-------- Supplied passage

Elsevier

Intelligence

Volume 44, May–June 2014, Pages 93-102
Intelligence

Is health literacy an example of construct proliferation? A conceptual and empirical evaluation of its redundancy with general cognitive ability

https://doi.org/10.1016/j.intell.2014.03.004Get rights and content

Highlights

  • The distinction between Health Literacy (HL) and cognitive ability is tested.

  • Current conceptualizations of HL are indistinguishable from cognitive ability.

  • Empirically, HL measures fail to capture unique construct variance.

  • HL failed to show incremental validity with respect to health outcomes.

  • Totality of the evidence suggests health literacy is a redundant construct.

----------------
-------- Material provided

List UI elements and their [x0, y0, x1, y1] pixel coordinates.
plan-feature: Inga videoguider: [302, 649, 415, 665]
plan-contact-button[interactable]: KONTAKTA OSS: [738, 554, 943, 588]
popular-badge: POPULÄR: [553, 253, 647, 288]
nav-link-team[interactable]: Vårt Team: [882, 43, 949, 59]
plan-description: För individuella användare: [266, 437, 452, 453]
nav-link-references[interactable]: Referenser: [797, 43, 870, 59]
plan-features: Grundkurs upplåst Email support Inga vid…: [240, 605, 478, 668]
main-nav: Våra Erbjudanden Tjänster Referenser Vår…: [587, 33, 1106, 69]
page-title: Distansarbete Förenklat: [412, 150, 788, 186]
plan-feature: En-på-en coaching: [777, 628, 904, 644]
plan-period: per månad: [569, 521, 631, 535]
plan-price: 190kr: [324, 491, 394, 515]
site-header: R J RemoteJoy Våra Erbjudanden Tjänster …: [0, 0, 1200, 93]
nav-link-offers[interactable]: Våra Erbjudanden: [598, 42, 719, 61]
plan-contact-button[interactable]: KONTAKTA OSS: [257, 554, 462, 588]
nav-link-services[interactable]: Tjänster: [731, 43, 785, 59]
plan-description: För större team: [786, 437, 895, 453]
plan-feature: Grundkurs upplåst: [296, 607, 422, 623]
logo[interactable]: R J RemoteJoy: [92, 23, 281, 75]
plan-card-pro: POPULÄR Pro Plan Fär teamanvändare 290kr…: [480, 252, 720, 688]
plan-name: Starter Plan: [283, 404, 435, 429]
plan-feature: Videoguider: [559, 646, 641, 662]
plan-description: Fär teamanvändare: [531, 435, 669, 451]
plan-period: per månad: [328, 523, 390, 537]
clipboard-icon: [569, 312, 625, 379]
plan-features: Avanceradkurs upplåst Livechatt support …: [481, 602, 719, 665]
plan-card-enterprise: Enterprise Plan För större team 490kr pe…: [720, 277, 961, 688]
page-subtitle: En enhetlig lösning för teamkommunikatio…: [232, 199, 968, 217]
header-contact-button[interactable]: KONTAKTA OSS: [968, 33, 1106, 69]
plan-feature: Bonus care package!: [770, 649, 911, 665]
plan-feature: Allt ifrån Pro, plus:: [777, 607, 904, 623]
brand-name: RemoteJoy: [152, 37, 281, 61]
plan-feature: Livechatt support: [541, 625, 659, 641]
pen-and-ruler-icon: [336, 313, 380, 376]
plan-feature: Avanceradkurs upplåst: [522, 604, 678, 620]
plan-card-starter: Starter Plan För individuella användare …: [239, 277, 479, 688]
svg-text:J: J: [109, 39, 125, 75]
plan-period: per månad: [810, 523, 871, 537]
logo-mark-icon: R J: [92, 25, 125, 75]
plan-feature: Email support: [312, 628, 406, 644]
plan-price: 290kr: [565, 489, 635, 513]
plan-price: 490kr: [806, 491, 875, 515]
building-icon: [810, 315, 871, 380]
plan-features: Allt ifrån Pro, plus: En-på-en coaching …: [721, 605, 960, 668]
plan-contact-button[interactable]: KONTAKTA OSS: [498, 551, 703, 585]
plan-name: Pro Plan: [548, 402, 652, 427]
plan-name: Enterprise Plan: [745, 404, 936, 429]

----------------

Transcribe the part of the health literacy article page starting with "Is health literacy" and going on through "unique construct variance.". Rely only on the text to answer.

Result for this exercise ->
Is health literacy an example of construct proliferation? A conceptual and empirical evaluation of its redundancy with general cognitive ability

https://doi.org/10.1016/j.intell.2014.03.004Get rights and content

Highlights

  • The distinction between Health Literacy (HL) and cognitive ability is tested.

  • Current conceptualizations of HL are indistinguishable from cognitive ability.

  • Empirically, HL measures fail to capture unique construct variance.